Extracted records
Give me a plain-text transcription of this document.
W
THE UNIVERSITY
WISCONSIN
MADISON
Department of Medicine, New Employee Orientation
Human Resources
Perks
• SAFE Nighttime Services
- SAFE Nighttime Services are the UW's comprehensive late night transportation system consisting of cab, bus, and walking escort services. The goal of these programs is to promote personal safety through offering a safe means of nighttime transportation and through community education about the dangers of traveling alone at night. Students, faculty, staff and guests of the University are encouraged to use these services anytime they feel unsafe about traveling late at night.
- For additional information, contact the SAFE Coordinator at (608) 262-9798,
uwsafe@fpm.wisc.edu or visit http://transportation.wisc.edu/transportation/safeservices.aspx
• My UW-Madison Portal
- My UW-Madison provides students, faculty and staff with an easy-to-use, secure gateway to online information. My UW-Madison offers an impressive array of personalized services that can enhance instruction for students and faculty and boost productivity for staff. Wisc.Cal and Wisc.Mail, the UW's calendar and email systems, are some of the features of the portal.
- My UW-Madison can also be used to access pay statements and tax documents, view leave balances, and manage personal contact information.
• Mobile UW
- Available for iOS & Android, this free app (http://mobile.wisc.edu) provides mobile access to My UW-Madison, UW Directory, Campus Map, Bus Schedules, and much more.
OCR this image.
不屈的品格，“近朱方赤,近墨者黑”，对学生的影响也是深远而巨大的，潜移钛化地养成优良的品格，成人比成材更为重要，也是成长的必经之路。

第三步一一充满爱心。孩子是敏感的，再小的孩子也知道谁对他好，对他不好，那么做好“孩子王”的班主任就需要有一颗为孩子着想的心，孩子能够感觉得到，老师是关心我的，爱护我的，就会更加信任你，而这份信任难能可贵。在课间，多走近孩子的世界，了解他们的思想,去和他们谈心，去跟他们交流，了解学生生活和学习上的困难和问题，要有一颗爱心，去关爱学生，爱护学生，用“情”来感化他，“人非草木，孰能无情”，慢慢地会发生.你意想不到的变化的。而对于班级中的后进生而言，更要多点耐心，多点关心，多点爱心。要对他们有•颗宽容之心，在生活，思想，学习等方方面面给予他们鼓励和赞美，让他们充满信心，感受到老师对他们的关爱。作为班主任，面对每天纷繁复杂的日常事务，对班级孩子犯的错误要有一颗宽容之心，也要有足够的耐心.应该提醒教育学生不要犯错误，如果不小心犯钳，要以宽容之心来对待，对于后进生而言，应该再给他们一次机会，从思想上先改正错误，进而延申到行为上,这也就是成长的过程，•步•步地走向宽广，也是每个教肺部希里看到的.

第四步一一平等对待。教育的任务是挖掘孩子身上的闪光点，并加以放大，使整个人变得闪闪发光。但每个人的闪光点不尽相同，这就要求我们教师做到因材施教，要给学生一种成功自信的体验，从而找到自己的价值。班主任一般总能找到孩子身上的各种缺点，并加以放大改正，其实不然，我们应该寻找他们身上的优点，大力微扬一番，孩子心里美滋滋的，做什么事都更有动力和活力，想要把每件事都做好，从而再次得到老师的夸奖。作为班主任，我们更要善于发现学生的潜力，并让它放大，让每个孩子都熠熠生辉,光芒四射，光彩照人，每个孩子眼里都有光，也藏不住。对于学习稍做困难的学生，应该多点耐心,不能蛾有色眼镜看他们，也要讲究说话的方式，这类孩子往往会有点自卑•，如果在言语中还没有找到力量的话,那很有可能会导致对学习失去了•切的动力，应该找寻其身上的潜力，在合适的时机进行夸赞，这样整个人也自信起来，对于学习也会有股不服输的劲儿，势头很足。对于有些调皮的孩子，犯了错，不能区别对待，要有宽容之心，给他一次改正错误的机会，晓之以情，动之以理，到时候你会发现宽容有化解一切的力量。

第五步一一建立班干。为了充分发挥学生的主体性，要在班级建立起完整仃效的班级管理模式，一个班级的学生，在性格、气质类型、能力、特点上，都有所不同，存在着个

[WHAT THIS TASK INVOLVES]:
Return only those lines of the records that contain the string "information".

[RESULT FOR THIS TASK]:
- For additional information, contact the SAFE Coordinator at (608) 262-9798,
- My UW-Madison provides students, faculty and staff with an easy-to-use, secure gateway to online information. My UW-Madison offers an impressive array of personalized services that can enhance instruction for students and faculty and boost productivity for staff. Wisc.Cal and Wisc.Mail, the UW's calendar and email systems, are some of the features of the portal.
- My UW-Madison can also be used to access pay statements and tax documents, view leave balances, and manage personal contact information.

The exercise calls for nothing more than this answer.